▸ **Instructions to follow**
Write out every entry precisely as given, leaving the pictures out.

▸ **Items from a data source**
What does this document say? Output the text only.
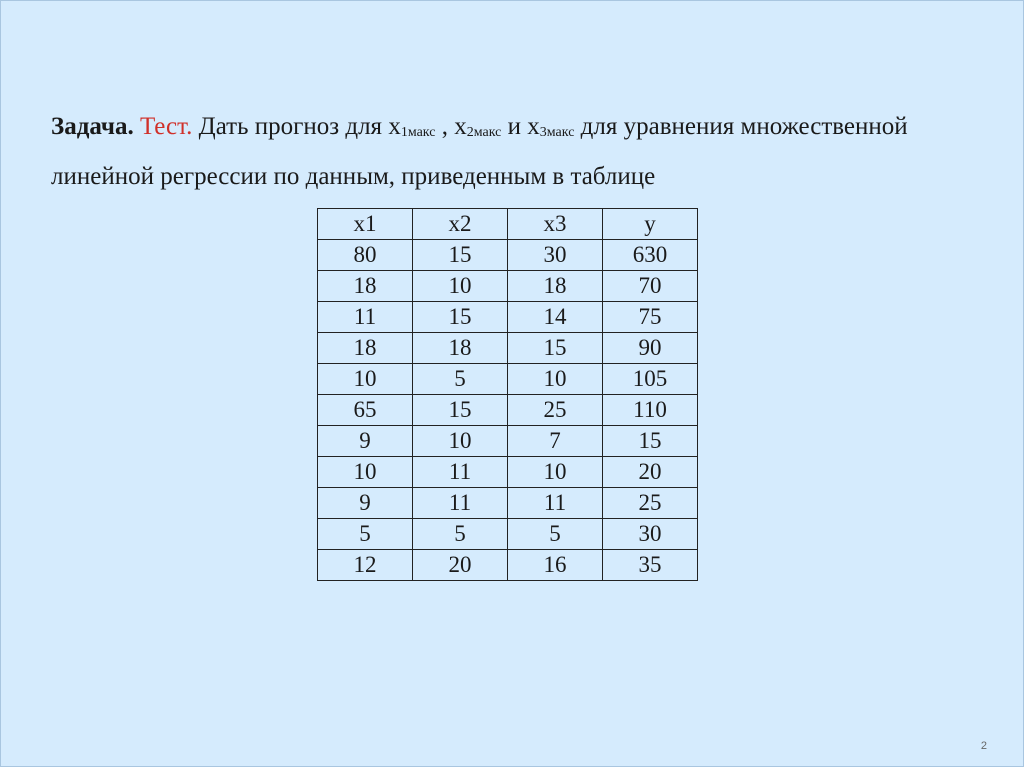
Задача. Тест. Дать прогноз для $x_{1макс}$ , $x_{2макс}$ и $x_{3макс}$ для уравнения множественной линейной регрессии по данным, приведенным в таблице
x1	x2	x3	y
80	15	30	630
18	10	18	70
11	15	14	75
18	18	15	90
10	5	10	105
65	15	25	110
9	10	7	15
10	11	10	20
9	11	11	25
5	5	5	30
12	20	16	35
2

▸ **Written response**
What does this document say? Output the text only.
Задача. Тест. Дать прогноз для $x_{1макс}$ , $x_{2макс}$ и $x_{3макс}$ для уравнения множественной линейной регрессии по данным, приведенным в таблице
x1	x2	x3	y
80	15	30	630
18	10	18	70
11	15	14	75
18	18	15	90
10	5	10	105
65	15	25	110
9	10	7	15
10	11	10	20
9	11	11	25
5	5	5	30
12	20	16	35
2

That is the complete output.